Exercise directions » Write out every entry exactly as given, but omit the pictures.
──────────────────────────────
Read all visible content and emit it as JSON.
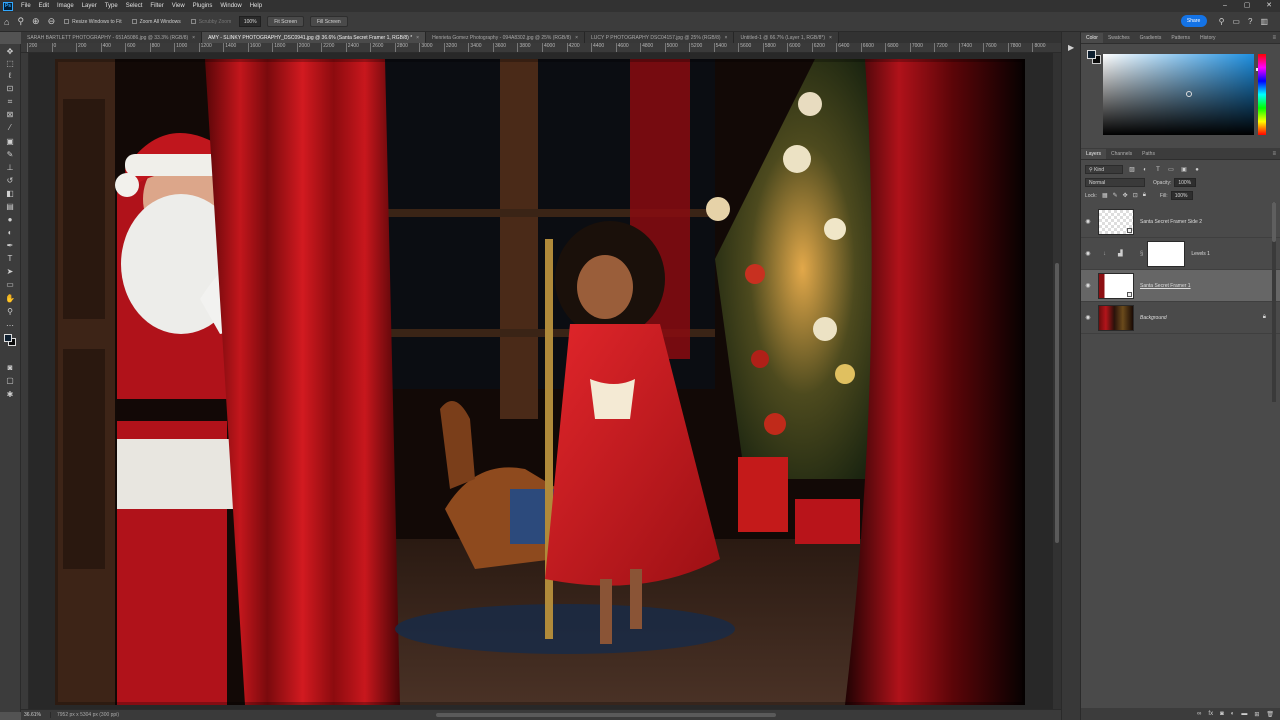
{
  "menubar": {
    "logo": "Ps",
    "items": [
      "File",
      "Edit",
      "Image",
      "Layer",
      "Type",
      "Select",
      "Filter",
      "View",
      "Plugins",
      "Window",
      "Help"
    ],
    "window_controls": [
      "–",
      "▢",
      "✕"
    ]
  },
  "options": {
    "resize_windows": "Resize Windows to Fit",
    "zoom_all": "Zoom All Windows",
    "scrubby_zoom": "Scrubby Zoom",
    "zoom_value": "100%",
    "fit_screen": "Fit Screen",
    "fill_screen": "Fill Screen",
    "share": "Share"
  },
  "tabs": [
    {
      "label": "SARAH BARTLETT PHOTOGRAPHY - 651A5086.jpg @ 33.3% (RGB/8)",
      "active": false
    },
    {
      "label": "AMY - SLINKY PHOTOGRAPHY_DSC0941.jpg @ 36.6% (Santa Secret Framer 1, RGB/8) *",
      "active": true
    },
    {
      "label": "Henrieta Gomez Photography - 094A8302.jpg @ 25% (RGB/8)",
      "active": false
    },
    {
      "label": "LUCY P PHOTOGRAPHY DSC04157.jpg @ 25% (RGB/8)",
      "active": false
    },
    {
      "label": "Untitled-1 @ 66.7% (Layer 1, RGB/8*)",
      "active": false
    }
  ],
  "ruler": {
    "top_ticks": [
      "200",
      "0",
      "200",
      "400",
      "600",
      "800",
      "1000",
      "1200",
      "1400",
      "1600",
      "1800",
      "2000",
      "2200",
      "2400",
      "2600",
      "2800",
      "3000",
      "3200",
      "3400",
      "3600",
      "3800",
      "4000",
      "4200",
      "4400",
      "4600",
      "4800",
      "5000",
      "5200",
      "5400",
      "5600",
      "5800",
      "6000",
      "6200",
      "6400",
      "6600",
      "6800",
      "7000",
      "7200",
      "7400",
      "7600",
      "7800",
      "8000"
    ]
  },
  "status": {
    "zoom": "36.61%",
    "docinfo": "7952 px x 5304 px (300 ppi)"
  },
  "color_panel": {
    "tabs": [
      "Color",
      "Swatches",
      "Gradients",
      "Patterns",
      "History"
    ]
  },
  "layers_panel": {
    "tabs": [
      "Layers",
      "Channels",
      "Paths"
    ],
    "filter_kind": "Kind",
    "blend_mode": "Normal",
    "opacity_label": "Opacity:",
    "opacity_value": "100%",
    "lock_label": "Lock:",
    "fill_label": "Fill:",
    "fill_value": "100%",
    "layers": [
      {
        "name": "Santa Secret Framer Side 2",
        "thumb": "checker",
        "selected": false
      },
      {
        "name": "Levels 1",
        "thumb": "adjustment",
        "selected": false
      },
      {
        "name": "Santa Secret Framer 1",
        "thumb": "framer",
        "selected": true
      },
      {
        "name": "Background",
        "thumb": "photo",
        "selected": false
      }
    ]
  },
  "colors": {
    "accent": "#1473e6",
    "panel_bg": "#4a4a4a",
    "curtain_red": "#b3141a"
  }
}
──────────────────────────────
The response »
Read all visible content and emit it as JSON.
{
  "menubar": {
    "logo": "Ps",
    "items": [
      "File",
      "Edit",
      "Image",
      "Layer",
      "Type",
      "Select",
      "Filter",
      "View",
      "Plugins",
      "Window",
      "Help"
    ],
    "window_controls": [
      "–",
      "▢",
      "✕"
    ]
  },
  "options": {
    "resize_windows": "Resize Windows to Fit",
    "zoom_all": "Zoom All Windows",
    "scrubby_zoom": "Scrubby Zoom",
    "zoom_value": "100%",
    "fit_screen": "Fit Screen",
    "fill_screen": "Fill Screen",
    "share": "Share"
  },
  "tabs": [
    {
      "label": "SARAH BARTLETT PHOTOGRAPHY - 651A5086.jpg @ 33.3% (RGB/8)",
      "active": false
    },
    {
      "label": "AMY - SLINKY PHOTOGRAPHY_DSC0941.jpg @ 36.6% (Santa Secret Framer 1, RGB/8) *",
      "active": true
    },
    {
      "label": "Henrieta Gomez Photography - 094A8302.jpg @ 25% (RGB/8)",
      "active": false
    },
    {
      "label": "LUCY P PHOTOGRAPHY DSC04157.jpg @ 25% (RGB/8)",
      "active": false
    },
    {
      "label": "Untitled-1 @ 66.7% (Layer 1, RGB/8*)",
      "active": false
    }
  ],
  "ruler": {
    "top_ticks": [
      "200",
      "0",
      "200",
      "400",
      "600",
      "800",
      "1000",
      "1200",
      "1400",
      "1600",
      "1800",
      "2000",
      "2200",
      "2400",
      "2600",
      "2800",
      "3000",
      "3200",
      "3400",
      "3600",
      "3800",
      "4000",
      "4200",
      "4400",
      "4600",
      "4800",
      "5000",
      "5200",
      "5400",
      "5600",
      "5800",
      "6000",
      "6200",
      "6400",
      "6600",
      "6800",
      "7000",
      "7200",
      "7400",
      "7600",
      "7800",
      "8000"
    ]
  },
  "status": {
    "zoom": "36.61%",
    "docinfo": "7952 px x 5304 px (300 ppi)"
  },
  "color_panel": {
    "tabs": [
      "Color",
      "Swatches",
      "Gradients",
      "Patterns",
      "History"
    ]
  },
  "layers_panel": {
    "tabs": [
      "Layers",
      "Channels",
      "Paths"
    ],
    "filter_kind": "Kind",
    "blend_mode": "Normal",
    "opacity_label": "Opacity:",
    "opacity_value": "100%",
    "lock_label": "Lock:",
    "fill_label": "Fill:",
    "fill_value": "100%",
    "layers": [
      {
        "name": "Santa Secret Framer Side 2",
        "thumb": "checker",
        "selected": false
      },
      {
        "name": "Levels 1",
        "thumb": "adjustment",
        "selected": false
      },
      {
        "name": "Santa Secret Framer 1",
        "thumb": "framer",
        "selected": true
      },
      {
        "name": "Background",
        "thumb": "photo",
        "selected": false
      }
    ]
  },
  "colors": {
    "accent": "#1473e6",
    "panel_bg": "#4a4a4a",
    "curtain_red": "#b3141a"
  }
}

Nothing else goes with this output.